WHAT IS NEEDED:
Wherever the word "calcium" shows up in a line, please copy that line.

====================

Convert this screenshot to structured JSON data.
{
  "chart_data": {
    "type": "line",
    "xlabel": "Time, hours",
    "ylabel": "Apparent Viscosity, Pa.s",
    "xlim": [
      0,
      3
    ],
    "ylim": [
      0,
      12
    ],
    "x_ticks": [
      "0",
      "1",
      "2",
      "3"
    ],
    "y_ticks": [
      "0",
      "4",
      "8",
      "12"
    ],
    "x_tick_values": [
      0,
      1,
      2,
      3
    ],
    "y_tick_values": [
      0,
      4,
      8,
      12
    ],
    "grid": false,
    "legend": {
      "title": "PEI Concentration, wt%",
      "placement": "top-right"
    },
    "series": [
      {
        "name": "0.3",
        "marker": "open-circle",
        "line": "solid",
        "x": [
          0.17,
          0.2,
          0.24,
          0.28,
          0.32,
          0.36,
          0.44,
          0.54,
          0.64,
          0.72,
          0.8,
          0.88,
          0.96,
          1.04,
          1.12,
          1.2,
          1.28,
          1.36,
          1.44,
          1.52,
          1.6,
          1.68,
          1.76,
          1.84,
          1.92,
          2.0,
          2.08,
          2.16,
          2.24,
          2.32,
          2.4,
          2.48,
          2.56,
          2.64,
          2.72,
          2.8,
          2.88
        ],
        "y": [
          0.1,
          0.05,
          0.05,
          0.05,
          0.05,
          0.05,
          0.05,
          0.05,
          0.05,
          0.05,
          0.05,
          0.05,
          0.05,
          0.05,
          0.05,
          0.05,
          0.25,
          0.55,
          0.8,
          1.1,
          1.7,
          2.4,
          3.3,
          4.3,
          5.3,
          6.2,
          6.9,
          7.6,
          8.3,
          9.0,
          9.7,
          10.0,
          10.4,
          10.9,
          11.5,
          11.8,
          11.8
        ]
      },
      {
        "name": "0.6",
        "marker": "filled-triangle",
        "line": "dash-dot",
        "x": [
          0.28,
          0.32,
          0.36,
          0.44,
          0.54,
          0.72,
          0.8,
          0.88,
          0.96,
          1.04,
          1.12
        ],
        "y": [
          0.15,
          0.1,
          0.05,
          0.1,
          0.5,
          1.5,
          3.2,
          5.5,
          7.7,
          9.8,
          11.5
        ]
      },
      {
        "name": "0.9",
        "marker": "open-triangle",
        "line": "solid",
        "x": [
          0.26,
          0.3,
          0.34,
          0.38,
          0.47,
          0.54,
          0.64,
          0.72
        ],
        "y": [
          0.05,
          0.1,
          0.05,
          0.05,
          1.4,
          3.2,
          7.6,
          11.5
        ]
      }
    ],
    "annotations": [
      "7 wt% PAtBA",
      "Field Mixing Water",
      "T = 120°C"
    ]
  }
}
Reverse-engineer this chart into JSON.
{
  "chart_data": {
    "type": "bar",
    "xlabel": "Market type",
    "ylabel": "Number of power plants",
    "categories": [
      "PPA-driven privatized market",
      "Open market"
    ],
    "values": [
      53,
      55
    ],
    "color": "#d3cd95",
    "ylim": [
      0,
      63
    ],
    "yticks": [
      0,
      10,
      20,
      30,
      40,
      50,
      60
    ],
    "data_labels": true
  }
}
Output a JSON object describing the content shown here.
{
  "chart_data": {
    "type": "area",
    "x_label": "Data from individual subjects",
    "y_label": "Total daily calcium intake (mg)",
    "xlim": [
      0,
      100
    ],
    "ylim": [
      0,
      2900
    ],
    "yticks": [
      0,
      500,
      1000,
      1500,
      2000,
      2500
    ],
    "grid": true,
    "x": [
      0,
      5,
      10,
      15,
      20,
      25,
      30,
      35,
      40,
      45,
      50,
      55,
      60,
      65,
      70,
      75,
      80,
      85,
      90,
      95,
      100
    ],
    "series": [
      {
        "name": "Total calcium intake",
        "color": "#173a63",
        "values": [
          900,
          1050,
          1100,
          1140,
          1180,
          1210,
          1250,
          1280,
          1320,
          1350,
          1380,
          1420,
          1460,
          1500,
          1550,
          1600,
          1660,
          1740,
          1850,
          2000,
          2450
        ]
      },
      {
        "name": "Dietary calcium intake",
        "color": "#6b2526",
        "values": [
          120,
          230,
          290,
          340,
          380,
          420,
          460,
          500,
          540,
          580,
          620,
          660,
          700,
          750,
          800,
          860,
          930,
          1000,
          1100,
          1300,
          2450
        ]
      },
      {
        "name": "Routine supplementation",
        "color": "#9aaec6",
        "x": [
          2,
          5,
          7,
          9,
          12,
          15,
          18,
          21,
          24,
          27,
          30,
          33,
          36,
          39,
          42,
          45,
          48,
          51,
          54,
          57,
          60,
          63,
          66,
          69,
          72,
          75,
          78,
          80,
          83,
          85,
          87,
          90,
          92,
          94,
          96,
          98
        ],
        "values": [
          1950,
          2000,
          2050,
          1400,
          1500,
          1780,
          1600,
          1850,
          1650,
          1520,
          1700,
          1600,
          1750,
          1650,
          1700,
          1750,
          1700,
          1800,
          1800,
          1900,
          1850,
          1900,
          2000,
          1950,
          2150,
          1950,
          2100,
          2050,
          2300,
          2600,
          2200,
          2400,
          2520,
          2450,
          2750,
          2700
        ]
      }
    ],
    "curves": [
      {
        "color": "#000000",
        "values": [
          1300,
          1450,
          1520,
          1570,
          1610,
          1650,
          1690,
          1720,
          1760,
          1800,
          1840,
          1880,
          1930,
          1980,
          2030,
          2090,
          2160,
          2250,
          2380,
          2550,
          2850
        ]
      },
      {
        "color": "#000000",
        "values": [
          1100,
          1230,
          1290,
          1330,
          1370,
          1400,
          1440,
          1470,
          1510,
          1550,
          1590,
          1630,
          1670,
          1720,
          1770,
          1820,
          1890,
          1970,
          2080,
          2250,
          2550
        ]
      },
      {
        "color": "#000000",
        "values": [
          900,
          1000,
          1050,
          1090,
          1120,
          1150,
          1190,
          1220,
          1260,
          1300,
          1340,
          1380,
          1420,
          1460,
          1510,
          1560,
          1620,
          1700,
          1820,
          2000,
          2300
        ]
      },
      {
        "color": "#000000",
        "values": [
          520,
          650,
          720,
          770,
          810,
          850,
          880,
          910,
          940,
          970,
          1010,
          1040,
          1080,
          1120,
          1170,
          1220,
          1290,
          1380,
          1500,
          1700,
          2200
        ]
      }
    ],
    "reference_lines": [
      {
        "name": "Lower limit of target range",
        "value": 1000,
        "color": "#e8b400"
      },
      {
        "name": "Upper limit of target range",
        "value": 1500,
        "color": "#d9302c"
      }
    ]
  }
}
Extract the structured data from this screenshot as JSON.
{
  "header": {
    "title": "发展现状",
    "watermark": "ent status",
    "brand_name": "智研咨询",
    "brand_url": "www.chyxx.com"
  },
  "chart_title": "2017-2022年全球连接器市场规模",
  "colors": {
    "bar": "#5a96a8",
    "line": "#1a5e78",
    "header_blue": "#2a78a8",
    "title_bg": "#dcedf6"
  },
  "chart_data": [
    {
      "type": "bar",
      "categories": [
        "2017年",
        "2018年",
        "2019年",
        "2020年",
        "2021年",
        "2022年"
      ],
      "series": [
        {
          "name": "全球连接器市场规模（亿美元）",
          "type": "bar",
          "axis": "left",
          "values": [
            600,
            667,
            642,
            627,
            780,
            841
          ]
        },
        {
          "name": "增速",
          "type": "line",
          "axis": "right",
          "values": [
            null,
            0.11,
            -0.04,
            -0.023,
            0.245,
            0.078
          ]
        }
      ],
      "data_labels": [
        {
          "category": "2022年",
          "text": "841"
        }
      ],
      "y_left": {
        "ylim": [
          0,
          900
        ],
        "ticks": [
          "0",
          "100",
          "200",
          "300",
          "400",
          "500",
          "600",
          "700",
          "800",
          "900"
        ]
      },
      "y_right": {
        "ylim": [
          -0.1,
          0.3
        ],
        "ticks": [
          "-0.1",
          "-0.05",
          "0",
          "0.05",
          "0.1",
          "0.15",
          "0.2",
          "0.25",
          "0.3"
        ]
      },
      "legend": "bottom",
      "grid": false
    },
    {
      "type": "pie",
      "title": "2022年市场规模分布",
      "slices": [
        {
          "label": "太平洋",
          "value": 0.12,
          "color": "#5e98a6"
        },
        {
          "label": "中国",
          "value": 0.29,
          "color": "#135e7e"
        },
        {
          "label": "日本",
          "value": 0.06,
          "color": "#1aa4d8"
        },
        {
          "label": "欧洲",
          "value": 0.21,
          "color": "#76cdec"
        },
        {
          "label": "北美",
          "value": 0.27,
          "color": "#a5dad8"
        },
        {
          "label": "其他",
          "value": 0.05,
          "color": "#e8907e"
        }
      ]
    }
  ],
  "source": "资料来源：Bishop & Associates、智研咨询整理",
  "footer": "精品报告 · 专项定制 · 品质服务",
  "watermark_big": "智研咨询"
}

====================

RESULT:
    "y_label": "Total daily calcium intake (mg)",
        "name": "Total calcium intake",
        "name": "Dietary calcium intake",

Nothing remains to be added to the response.